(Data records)

━━━

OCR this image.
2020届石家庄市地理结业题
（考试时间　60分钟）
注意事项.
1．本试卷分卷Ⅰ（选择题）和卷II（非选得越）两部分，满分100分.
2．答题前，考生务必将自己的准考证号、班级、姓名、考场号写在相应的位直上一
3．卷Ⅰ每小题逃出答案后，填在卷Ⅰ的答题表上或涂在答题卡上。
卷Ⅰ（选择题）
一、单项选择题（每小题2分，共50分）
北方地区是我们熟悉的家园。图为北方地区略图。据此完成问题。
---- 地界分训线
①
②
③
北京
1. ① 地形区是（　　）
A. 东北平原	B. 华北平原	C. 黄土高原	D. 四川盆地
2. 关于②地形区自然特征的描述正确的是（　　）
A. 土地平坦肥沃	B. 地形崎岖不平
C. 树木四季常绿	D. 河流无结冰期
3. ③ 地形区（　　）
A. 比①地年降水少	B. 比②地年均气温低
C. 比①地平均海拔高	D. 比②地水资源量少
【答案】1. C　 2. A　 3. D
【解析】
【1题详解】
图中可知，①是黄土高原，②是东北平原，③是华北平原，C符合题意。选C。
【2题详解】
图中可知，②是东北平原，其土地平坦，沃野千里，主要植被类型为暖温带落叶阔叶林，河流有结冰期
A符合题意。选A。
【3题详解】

━━━

**What is asked:**
Only a number is wanted: how many lines of the material include the word "②是东北平原".

**Complete response:**
2